Excerpt from a dataset =
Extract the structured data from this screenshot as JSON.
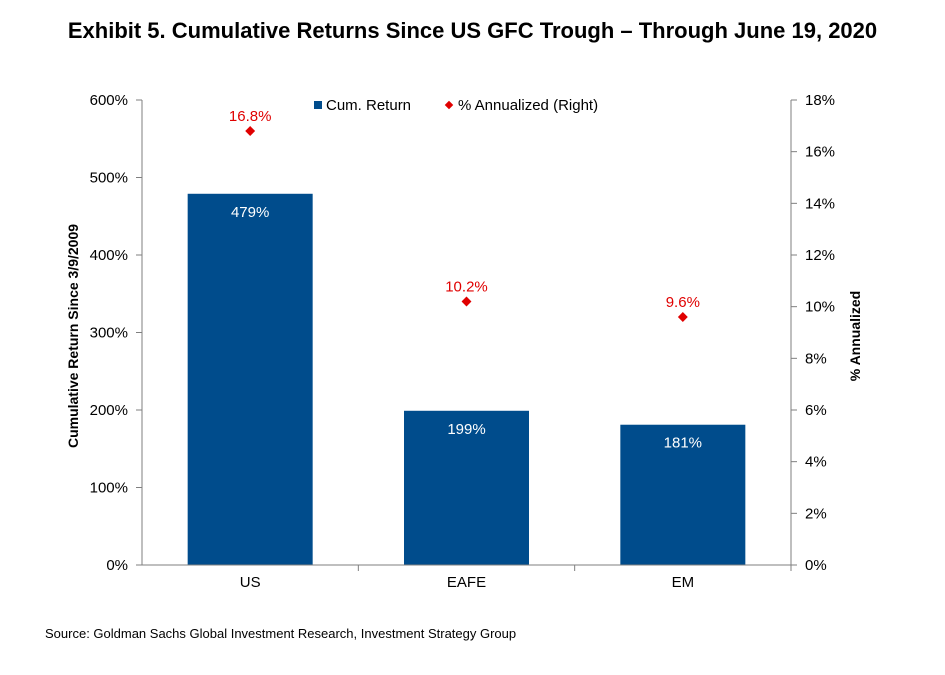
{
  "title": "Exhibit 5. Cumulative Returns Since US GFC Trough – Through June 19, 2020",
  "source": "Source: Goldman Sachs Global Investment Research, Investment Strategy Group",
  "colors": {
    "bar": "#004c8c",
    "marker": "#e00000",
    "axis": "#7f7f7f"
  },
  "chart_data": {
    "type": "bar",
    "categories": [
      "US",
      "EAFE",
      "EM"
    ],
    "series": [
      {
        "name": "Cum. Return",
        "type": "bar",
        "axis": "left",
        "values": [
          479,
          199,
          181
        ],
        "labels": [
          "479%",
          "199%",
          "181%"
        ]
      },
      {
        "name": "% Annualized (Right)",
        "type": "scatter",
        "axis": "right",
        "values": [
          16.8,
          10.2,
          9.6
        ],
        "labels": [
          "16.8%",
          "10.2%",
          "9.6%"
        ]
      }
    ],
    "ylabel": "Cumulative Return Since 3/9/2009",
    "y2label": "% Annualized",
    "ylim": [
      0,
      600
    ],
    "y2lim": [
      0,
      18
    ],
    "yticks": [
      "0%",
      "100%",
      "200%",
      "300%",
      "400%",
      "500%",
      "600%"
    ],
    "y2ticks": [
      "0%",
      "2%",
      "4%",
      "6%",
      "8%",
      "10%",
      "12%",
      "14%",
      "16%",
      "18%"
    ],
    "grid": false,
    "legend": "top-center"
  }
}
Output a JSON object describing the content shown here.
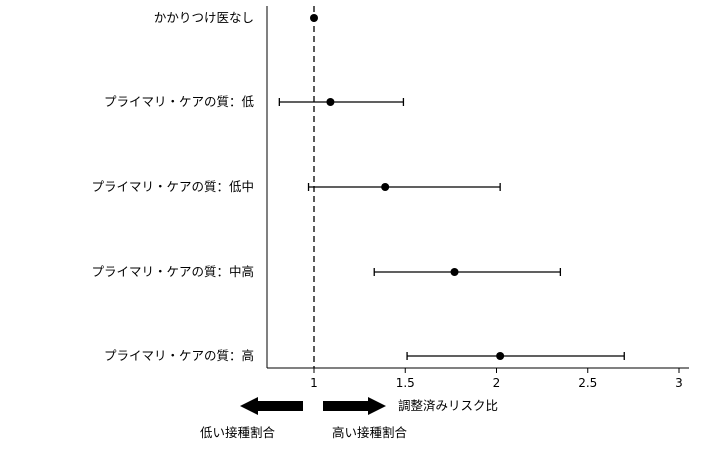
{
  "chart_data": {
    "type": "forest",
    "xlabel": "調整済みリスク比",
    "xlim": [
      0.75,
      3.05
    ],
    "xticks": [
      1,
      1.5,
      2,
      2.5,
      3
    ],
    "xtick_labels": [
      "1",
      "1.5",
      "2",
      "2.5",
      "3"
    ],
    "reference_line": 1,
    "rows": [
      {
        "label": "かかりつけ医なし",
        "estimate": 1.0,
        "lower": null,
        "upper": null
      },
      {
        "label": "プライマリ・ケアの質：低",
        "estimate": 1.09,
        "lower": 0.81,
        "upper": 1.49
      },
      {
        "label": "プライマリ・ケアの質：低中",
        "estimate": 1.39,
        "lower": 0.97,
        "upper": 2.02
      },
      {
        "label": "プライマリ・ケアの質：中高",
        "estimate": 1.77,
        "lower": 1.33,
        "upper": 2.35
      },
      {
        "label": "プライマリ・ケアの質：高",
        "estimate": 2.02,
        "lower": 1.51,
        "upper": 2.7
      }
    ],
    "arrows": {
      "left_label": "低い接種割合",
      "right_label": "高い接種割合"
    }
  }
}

EXERCISE REQUIREMENTS = Leave the pictures out, and transcribe each of the records exactly.

REPLY TO THE EXERCISE =
Extract the structured data from this screenshot as JSON.
{
  "title": "Exhibit 5. Cumulative Returns Since US GFC Trough – Through June 19, 2020",
  "source": "Source: Goldman Sachs Global Investment Research, Investment Strategy Group",
  "colors": {
    "bar": "#004c8c",
    "marker": "#e00000",
    "axis": "#7f7f7f"
  },
  "chart_data": {
    "type": "bar",
    "categories": [
      "US",
      "EAFE",
      "EM"
    ],
    "series": [
      {
        "name": "Cum. Return",
        "type": "bar",
        "axis": "left",
        "values": [
          479,
          199,
          181
        ],
        "labels": [
          "479%",
          "199%",
          "181%"
        ]
      },
      {
        "name": "% Annualized (Right)",
        "type": "scatter",
        "axis": "right",
        "values": [
          16.8,
          10.2,
          9.6
        ],
        "labels": [
          "16.8%",
          "10.2%",
          "9.6%"
        ]
      }
    ],
    "ylabel": "Cumulative Return Since 3/9/2009",
    "y2label": "% Annualized",
    "ylim": [
      0,
      600
    ],
    "y2lim": [
      0,
      18
    ],
    "yticks": [
      "0%",
      "100%",
      "200%",
      "300%",
      "400%",
      "500%",
      "600%"
    ],
    "y2ticks": [
      "0%",
      "2%",
      "4%",
      "6%",
      "8%",
      "10%",
      "12%",
      "14%",
      "16%",
      "18%"
    ],
    "grid": false,
    "legend": "top-center"
  }
}
Output a JSON object describing the content shown here.
{
  "chart_data": {
    "type": "forest",
    "xlabel": "調整済みリスク比",
    "xlim": [
      0.75,
      3.05
    ],
    "xticks": [
      1,
      1.5,
      2,
      2.5,
      3
    ],
    "xtick_labels": [
      "1",
      "1.5",
      "2",
      "2.5",
      "3"
    ],
    "reference_line": 1,
    "rows": [
      {
        "label": "かかりつけ医なし",
        "estimate": 1.0,
        "lower": null,
        "upper": null
      },
      {
        "label": "プライマリ・ケアの質：低",
        "estimate": 1.09,
        "lower": 0.81,
        "upper": 1.49
      },
      {
        "label": "プライマリ・ケアの質：低中",
        "estimate": 1.39,
        "lower": 0.97,
        "upper": 2.02
      },
      {
        "label": "プライマリ・ケアの質：中高",
        "estimate": 1.77,
        "lower": 1.33,
        "upper": 2.35
      },
      {
        "label": "プライマリ・ケアの質：高",
        "estimate": 2.02,
        "lower": 1.51,
        "upper": 2.7
      }
    ],
    "arrows": {
      "left_label": "低い接種割合",
      "right_label": "高い接種割合"
    }
  }
}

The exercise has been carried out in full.